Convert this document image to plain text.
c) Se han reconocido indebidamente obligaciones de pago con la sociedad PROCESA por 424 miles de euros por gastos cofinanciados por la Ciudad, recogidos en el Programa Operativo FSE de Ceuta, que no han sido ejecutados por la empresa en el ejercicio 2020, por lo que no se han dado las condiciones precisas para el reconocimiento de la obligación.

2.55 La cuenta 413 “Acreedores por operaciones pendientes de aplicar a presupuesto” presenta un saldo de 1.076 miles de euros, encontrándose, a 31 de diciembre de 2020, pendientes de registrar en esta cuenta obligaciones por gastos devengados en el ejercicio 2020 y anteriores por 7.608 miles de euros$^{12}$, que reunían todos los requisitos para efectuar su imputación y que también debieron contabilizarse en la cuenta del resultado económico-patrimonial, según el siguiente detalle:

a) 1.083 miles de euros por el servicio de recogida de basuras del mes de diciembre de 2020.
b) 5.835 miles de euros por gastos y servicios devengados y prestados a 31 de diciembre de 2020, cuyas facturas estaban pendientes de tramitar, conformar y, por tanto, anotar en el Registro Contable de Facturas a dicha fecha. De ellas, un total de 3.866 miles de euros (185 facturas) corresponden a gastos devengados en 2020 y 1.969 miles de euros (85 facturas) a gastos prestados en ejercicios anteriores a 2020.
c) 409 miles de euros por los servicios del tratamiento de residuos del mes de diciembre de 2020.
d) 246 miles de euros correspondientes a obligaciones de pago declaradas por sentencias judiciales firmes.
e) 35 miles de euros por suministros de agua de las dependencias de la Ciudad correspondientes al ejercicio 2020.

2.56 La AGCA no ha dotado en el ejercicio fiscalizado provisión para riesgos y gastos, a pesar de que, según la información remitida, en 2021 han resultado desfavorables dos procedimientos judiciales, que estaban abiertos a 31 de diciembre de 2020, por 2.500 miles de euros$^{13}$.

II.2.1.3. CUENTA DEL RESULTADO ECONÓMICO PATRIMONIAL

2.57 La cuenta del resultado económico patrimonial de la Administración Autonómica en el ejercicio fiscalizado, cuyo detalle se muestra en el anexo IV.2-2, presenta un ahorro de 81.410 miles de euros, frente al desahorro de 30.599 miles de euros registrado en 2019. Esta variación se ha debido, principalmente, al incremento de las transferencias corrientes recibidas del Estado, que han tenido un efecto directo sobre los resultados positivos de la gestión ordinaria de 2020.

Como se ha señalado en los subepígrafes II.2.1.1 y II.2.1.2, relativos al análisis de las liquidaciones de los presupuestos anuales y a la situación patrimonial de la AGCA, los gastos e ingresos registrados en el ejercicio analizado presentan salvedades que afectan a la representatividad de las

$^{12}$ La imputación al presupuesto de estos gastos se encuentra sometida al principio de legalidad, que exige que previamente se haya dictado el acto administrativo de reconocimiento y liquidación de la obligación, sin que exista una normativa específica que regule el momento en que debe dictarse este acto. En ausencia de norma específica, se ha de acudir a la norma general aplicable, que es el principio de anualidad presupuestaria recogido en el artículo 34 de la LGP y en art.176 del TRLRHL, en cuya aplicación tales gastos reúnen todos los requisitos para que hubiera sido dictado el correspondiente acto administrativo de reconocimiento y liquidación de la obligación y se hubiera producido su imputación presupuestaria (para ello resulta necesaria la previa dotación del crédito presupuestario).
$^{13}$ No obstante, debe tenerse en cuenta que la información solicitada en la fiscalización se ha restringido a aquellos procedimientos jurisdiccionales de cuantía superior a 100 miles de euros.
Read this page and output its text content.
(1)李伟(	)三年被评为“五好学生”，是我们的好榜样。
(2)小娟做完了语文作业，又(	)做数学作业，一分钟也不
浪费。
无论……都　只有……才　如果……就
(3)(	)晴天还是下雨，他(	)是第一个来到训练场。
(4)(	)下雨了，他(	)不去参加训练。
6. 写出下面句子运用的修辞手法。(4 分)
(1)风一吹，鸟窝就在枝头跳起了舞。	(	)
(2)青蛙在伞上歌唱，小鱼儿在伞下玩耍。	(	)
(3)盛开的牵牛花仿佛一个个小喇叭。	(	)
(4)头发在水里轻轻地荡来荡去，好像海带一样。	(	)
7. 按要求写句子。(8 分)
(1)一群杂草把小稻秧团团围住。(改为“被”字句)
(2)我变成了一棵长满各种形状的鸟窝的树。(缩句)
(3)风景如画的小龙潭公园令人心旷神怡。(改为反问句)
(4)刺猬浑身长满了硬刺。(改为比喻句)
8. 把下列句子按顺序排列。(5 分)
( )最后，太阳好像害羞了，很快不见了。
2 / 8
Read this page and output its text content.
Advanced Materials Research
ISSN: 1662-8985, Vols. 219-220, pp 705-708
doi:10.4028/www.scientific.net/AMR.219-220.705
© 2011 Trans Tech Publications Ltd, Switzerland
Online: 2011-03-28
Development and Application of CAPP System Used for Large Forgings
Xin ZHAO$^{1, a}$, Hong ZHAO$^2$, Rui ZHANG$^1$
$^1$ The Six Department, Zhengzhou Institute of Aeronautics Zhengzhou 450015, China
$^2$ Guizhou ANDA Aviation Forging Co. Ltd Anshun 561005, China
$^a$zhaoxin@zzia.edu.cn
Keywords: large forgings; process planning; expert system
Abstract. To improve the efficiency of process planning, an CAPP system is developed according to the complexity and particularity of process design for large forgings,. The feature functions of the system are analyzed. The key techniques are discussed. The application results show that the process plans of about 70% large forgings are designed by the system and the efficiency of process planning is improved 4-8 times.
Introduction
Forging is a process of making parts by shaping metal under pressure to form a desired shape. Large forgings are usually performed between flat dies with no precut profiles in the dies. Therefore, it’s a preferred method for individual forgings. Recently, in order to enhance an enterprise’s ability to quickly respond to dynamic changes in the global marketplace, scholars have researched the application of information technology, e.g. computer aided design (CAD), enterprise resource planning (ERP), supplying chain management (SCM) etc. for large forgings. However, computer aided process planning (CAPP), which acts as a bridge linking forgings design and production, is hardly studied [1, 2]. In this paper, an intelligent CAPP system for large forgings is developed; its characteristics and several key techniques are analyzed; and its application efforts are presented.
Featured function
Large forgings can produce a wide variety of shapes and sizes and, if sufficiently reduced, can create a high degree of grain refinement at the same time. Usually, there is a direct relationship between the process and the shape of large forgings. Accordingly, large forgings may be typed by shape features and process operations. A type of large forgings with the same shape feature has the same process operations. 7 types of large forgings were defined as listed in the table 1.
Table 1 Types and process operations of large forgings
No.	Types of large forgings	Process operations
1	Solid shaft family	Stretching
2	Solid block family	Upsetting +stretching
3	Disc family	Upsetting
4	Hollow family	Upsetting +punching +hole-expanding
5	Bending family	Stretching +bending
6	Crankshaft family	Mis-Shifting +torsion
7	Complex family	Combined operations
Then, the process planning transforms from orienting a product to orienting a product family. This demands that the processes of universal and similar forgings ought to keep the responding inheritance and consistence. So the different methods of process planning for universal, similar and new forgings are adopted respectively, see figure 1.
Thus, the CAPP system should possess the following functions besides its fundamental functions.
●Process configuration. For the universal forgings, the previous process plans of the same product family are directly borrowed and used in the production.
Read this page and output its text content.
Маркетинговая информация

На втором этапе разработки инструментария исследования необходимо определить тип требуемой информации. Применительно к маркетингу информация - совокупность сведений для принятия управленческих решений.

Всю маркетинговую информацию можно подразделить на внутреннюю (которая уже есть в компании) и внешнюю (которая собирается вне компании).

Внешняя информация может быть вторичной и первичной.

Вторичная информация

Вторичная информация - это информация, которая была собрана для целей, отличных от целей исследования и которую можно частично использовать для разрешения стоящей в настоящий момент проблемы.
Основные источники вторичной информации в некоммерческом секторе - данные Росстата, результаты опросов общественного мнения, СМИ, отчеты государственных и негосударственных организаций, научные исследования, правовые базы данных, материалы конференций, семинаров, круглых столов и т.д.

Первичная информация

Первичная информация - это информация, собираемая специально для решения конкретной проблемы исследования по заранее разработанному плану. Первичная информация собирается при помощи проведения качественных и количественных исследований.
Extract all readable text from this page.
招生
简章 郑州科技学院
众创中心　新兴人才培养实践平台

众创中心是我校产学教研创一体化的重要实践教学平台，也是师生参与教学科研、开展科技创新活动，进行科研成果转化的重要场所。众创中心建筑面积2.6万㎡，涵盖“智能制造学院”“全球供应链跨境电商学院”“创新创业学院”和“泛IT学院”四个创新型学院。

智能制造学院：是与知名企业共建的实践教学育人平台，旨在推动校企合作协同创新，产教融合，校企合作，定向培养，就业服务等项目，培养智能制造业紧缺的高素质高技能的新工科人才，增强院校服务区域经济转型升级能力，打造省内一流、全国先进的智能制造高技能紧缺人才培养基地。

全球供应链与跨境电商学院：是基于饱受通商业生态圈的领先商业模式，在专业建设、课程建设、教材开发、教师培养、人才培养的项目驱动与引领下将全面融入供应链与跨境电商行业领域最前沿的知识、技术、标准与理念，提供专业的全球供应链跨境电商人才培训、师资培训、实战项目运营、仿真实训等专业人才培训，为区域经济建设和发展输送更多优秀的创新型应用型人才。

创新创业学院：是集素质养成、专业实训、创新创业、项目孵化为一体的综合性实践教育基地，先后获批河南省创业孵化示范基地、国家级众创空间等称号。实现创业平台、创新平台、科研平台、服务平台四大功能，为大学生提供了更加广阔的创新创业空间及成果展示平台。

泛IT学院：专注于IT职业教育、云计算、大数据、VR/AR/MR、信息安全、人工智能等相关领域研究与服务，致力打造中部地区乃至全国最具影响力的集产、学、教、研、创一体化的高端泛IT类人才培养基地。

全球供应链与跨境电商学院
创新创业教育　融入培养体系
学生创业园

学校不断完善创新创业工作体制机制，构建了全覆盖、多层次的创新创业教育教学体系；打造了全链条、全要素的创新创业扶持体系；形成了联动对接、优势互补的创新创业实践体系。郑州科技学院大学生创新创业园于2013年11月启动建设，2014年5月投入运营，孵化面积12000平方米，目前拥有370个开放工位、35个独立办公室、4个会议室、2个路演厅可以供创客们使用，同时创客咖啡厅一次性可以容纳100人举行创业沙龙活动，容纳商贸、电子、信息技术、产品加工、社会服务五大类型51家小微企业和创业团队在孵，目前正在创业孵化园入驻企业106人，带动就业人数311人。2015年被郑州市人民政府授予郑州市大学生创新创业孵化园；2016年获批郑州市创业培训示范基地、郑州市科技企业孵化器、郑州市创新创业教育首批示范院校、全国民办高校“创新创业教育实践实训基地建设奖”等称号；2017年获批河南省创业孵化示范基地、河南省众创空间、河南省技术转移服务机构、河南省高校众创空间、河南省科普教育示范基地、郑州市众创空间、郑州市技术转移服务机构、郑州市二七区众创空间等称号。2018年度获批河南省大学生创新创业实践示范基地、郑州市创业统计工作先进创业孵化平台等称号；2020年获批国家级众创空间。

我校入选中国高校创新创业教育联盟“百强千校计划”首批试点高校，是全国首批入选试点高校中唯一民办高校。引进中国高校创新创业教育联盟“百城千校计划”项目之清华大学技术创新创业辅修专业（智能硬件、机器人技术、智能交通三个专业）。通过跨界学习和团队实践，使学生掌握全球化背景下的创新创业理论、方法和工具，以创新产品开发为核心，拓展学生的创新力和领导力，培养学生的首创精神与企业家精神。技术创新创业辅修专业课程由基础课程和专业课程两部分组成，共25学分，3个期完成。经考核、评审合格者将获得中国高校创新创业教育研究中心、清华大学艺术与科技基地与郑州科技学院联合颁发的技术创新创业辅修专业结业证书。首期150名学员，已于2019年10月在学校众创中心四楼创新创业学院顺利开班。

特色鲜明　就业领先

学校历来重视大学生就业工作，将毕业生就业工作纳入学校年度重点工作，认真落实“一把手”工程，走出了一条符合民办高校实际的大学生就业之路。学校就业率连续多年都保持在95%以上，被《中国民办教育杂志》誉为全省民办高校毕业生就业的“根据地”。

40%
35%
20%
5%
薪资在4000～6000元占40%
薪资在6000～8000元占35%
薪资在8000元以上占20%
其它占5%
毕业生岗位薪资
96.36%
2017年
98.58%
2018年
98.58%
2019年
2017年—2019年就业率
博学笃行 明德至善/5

■ Set task:
List each line holding the string "информации".

■ Full output:
На втором этапе разработки инструментария исследования необходимо определить тип требуемой информации. Применительно к маркетингу информация - совокупность сведений для принятия управленческих решений.
Основные источники вторичной информации в некоммерческом секторе - данные Росстата, результаты опросов общественного мнения, СМИ, отчеты государственных и негосударственных организаций, научные исследования, правовые базы данных, материалы конференций, семинаров, круглых столов и т.д.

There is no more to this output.